* [Task goal]
Duplicate every one of the items below, reproducing each line character for character without any changes.

Element box items
>> Begin

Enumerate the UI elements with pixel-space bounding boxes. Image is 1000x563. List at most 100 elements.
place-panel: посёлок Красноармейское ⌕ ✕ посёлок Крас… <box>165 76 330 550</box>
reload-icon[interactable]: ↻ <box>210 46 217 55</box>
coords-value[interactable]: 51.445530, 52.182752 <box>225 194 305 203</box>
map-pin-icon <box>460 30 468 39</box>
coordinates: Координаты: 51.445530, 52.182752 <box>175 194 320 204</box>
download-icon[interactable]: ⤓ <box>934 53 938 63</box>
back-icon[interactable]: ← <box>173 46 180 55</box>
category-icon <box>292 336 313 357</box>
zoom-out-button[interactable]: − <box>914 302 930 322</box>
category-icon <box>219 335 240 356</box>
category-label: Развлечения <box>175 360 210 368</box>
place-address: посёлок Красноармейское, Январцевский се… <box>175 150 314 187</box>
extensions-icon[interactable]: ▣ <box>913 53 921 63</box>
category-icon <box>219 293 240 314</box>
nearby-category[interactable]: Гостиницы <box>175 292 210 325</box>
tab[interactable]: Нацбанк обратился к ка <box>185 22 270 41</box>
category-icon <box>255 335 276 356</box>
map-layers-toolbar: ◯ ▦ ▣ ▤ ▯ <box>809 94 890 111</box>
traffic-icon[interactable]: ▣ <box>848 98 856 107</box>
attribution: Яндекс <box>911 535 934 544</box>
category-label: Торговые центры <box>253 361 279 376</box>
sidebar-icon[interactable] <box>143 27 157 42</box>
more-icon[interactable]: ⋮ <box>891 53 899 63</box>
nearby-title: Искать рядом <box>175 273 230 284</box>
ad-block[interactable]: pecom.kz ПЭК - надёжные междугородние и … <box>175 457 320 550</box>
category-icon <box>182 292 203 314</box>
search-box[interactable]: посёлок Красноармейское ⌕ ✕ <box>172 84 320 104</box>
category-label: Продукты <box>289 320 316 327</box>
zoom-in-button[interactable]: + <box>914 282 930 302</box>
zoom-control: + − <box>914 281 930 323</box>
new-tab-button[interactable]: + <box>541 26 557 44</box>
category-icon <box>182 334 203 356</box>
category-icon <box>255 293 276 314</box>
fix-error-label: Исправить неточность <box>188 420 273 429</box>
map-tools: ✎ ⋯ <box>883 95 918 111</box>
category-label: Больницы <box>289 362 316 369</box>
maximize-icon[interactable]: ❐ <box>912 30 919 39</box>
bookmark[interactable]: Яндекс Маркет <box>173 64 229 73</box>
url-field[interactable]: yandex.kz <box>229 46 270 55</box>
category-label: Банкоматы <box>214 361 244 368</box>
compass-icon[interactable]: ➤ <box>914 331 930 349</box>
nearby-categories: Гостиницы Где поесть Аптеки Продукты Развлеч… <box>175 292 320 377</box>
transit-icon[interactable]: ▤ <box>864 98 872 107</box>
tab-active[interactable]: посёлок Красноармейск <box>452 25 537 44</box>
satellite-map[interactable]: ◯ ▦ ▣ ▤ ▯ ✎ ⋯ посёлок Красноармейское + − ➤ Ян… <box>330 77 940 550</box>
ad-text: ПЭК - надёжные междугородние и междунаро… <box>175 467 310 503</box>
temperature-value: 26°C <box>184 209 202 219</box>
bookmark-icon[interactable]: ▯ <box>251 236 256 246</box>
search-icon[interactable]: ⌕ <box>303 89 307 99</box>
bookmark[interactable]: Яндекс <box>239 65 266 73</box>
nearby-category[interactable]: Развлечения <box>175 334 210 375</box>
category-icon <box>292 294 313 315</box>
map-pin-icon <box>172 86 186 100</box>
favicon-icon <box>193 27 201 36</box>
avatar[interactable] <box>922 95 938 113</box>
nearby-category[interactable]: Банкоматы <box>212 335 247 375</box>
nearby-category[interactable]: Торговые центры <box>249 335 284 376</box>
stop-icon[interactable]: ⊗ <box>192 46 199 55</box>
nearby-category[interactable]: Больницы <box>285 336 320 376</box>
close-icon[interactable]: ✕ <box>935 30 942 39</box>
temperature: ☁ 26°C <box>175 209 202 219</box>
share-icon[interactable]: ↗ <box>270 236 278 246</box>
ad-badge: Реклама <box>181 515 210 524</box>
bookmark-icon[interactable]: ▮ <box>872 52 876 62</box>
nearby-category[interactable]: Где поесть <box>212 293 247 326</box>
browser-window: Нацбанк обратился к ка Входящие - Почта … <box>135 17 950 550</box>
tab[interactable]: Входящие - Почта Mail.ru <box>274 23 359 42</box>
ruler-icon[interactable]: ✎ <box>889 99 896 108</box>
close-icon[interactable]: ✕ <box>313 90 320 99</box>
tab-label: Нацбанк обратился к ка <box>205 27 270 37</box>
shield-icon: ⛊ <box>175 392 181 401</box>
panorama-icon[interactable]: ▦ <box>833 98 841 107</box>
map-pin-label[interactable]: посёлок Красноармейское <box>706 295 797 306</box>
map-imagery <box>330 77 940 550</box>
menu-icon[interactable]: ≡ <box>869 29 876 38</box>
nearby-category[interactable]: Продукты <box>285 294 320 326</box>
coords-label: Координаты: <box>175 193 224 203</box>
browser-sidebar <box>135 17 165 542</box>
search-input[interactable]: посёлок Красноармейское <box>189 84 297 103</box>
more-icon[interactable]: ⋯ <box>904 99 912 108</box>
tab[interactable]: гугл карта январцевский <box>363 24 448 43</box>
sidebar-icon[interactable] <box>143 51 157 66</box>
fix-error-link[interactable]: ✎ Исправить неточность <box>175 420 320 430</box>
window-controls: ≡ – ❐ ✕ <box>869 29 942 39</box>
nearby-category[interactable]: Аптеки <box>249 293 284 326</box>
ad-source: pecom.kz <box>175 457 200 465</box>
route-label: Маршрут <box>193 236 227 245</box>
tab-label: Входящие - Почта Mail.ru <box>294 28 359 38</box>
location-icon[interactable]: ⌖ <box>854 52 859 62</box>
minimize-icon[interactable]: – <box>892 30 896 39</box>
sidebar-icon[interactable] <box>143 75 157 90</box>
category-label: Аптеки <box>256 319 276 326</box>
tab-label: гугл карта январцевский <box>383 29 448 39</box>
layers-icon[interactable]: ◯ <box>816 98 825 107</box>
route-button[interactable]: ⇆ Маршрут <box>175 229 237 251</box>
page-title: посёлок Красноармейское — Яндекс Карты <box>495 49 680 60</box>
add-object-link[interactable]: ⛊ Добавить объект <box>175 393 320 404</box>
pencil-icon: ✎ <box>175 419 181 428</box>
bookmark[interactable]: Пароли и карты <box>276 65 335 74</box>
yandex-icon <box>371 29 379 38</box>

>> End

* [Full output]
Enumerate the UI elements with pixel-space bounding boxes. Image is 1000x563. List at most 100 elements.
place-panel: посёлок Красноармейское ⌕ ✕ посёлок Крас… <box>165 76 330 550</box>
reload-icon[interactable]: ↻ <box>210 46 217 55</box>
coords-value[interactable]: 51.445530, 52.182752 <box>225 194 305 203</box>
map-pin-icon <box>460 30 468 39</box>
coordinates: Координаты: 51.445530, 52.182752 <box>175 194 320 204</box>
download-icon[interactable]: ⤓ <box>934 53 938 63</box>
back-icon[interactable]: ← <box>173 46 180 55</box>
category-icon <box>292 336 313 357</box>
zoom-out-button[interactable]: − <box>914 302 930 322</box>
category-icon <box>219 335 240 356</box>
category-label: Развлечения <box>175 360 210 368</box>
place-address: посёлок Красноармейское, Январцевский се… <box>175 150 314 187</box>
extensions-icon[interactable]: ▣ <box>913 53 921 63</box>
category-icon <box>219 293 240 314</box>
nearby-category[interactable]: Гостиницы <box>175 292 210 325</box>
tab[interactable]: Нацбанк обратился к ка <box>185 22 270 41</box>
category-icon <box>255 335 276 356</box>
map-layers-toolbar: ◯ ▦ ▣ ▤ ▯ <box>809 94 890 111</box>
traffic-icon[interactable]: ▣ <box>848 98 856 107</box>
attribution: Яндекс <box>911 535 934 544</box>
category-label: Торговые центры <box>253 361 279 376</box>
sidebar-icon[interactable] <box>143 27 157 42</box>
more-icon[interactable]: ⋮ <box>891 53 899 63</box>
nearby-title: Искать рядом <box>175 273 230 284</box>
ad-block[interactable]: pecom.kz ПЭК - надёжные междугородние и … <box>175 457 320 550</box>
category-icon <box>182 292 203 314</box>
search-box[interactable]: посёлок Красноармейское ⌕ ✕ <box>172 84 320 104</box>
category-label: Продукты <box>289 320 316 327</box>
zoom-in-button[interactable]: + <box>914 282 930 302</box>
zoom-control: + − <box>914 281 930 323</box>
new-tab-button[interactable]: + <box>541 26 557 44</box>
category-icon <box>182 334 203 356</box>
category-icon <box>255 293 276 314</box>
fix-error-label: Исправить неточность <box>188 420 273 429</box>
map-tools: ✎ ⋯ <box>883 95 918 111</box>
category-label: Больницы <box>289 362 316 369</box>
maximize-icon[interactable]: ❐ <box>912 30 919 39</box>
bookmark[interactable]: Яндекс Маркет <box>173 64 229 73</box>
url-field[interactable]: yandex.kz <box>229 46 270 55</box>
category-label: Банкоматы <box>214 361 244 368</box>
compass-icon[interactable]: ➤ <box>914 331 930 349</box>
nearby-categories: Гостиницы Где поесть Аптеки Продукты Развлеч… <box>175 292 320 377</box>
transit-icon[interactable]: ▤ <box>864 98 872 107</box>
tab-active[interactable]: посёлок Красноармейск <box>452 25 537 44</box>
satellite-map[interactable]: ◯ ▦ ▣ ▤ ▯ ✎ ⋯ посёлок Красноармейское + − ➤ Ян… <box>330 77 940 550</box>
ad-text: ПЭК - надёжные междугородние и междунаро… <box>175 467 310 503</box>
temperature-value: 26°C <box>184 209 202 219</box>
bookmark-icon[interactable]: ▯ <box>251 236 256 246</box>
search-icon[interactable]: ⌕ <box>303 89 307 99</box>
bookmark[interactable]: Яндекс <box>239 65 266 73</box>
nearby-category[interactable]: Развлечения <box>175 334 210 375</box>
category-icon <box>292 294 313 315</box>
map-pin-icon <box>172 86 186 100</box>
favicon-icon <box>193 27 201 36</box>
avatar[interactable] <box>922 95 938 113</box>
nearby-category[interactable]: Банкоматы <box>212 335 247 375</box>
nearby-category[interactable]: Торговые центры <box>249 335 284 376</box>
stop-icon[interactable]: ⊗ <box>192 46 199 55</box>
nearby-category[interactable]: Больницы <box>285 336 320 376</box>
close-icon[interactable]: ✕ <box>935 30 942 39</box>
temperature: ☁ 26°C <box>175 209 202 219</box>
share-icon[interactable]: ↗ <box>270 236 278 246</box>
ad-badge: Реклама <box>181 515 210 524</box>
bookmark-icon[interactable]: ▮ <box>872 52 876 62</box>
nearby-category[interactable]: Где поесть <box>212 293 247 326</box>
browser-window: Нацбанк обратился к ка Входящие - Почта … <box>135 17 950 550</box>
tab[interactable]: Входящие - Почта Mail.ru <box>274 23 359 42</box>
ruler-icon[interactable]: ✎ <box>889 99 896 108</box>
close-icon[interactable]: ✕ <box>313 90 320 99</box>
tab-label: Нацбанк обратился к ка <box>205 27 270 37</box>
shield-icon: ⛊ <box>175 392 181 401</box>
panorama-icon[interactable]: ▦ <box>833 98 841 107</box>
map-pin-label[interactable]: посёлок Красноармейское <box>706 295 797 306</box>
map-imagery <box>330 77 940 550</box>
menu-icon[interactable]: ≡ <box>869 29 876 38</box>
nearby-category[interactable]: Продукты <box>285 294 320 326</box>
coords-label: Координаты: <box>175 193 224 203</box>
browser-sidebar <box>135 17 165 542</box>
search-input[interactable]: посёлок Красноармейское <box>189 84 297 103</box>
more-icon[interactable]: ⋯ <box>904 99 912 108</box>
tab[interactable]: гугл карта январцевский <box>363 24 448 43</box>
sidebar-icon[interactable] <box>143 51 157 66</box>
fix-error-link[interactable]: ✎ Исправить неточность <box>175 420 320 430</box>
window-controls: ≡ – ❐ ✕ <box>869 29 942 39</box>
nearby-category[interactable]: Аптеки <box>249 293 284 326</box>
ad-source: pecom.kz <box>175 457 200 465</box>
route-label: Маршрут <box>193 236 227 245</box>
tab-label: Входящие - Почта Mail.ru <box>294 28 359 38</box>
location-icon[interactable]: ⌖ <box>854 52 859 62</box>
minimize-icon[interactable]: – <box>892 30 896 39</box>
sidebar-icon[interactable] <box>143 75 157 90</box>
category-label: Аптеки <box>256 319 276 326</box>
tab-label: гугл карта январцевский <box>383 29 448 39</box>
layers-icon[interactable]: ◯ <box>816 98 825 107</box>
route-button[interactable]: ⇆ Маршрут <box>175 229 237 251</box>
page-title: посёлок Красноармейское — Яндекс Карты <box>495 49 680 60</box>
add-object-link[interactable]: ⛊ Добавить объект <box>175 393 320 404</box>
pencil-icon: ✎ <box>175 419 181 428</box>
bookmark[interactable]: Пароли и карты <box>276 65 335 74</box>
yandex-icon <box>371 29 379 38</box>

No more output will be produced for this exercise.